— Start of Material for this exercise —
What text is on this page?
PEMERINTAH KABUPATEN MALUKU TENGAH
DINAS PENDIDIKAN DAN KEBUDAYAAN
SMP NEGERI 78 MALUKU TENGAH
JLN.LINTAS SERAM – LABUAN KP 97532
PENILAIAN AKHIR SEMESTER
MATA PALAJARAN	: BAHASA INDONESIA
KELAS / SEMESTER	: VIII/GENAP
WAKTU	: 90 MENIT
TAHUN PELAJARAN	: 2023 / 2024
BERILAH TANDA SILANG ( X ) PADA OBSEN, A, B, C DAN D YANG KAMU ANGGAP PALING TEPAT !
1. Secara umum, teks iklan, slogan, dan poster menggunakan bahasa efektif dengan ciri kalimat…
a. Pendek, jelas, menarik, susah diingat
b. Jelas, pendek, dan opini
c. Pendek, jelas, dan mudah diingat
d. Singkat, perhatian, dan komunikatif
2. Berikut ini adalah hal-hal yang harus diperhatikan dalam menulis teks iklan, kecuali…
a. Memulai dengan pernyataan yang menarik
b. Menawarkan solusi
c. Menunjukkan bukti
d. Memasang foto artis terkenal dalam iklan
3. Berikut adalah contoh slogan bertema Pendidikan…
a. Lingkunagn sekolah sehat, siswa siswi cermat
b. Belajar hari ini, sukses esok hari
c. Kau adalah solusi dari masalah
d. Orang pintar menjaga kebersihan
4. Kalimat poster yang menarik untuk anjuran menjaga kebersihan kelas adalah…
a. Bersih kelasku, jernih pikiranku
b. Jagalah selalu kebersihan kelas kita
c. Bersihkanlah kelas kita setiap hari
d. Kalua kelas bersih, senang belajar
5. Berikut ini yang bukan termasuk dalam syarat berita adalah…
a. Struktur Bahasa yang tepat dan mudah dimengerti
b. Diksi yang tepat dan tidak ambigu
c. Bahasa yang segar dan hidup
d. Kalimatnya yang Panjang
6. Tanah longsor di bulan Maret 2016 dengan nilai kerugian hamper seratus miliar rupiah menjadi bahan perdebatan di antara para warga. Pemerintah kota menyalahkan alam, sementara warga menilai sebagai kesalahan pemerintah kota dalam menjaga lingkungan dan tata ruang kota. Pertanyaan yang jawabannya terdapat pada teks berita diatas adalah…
— End of Material for this exercise —
→ Exercise instructions: From the records above, pick out and copy each line holding the word "hari".

→ The response:
b. Belajar hari ini, sukses esok hari
c. Bersihkanlah kelas kita setiap hari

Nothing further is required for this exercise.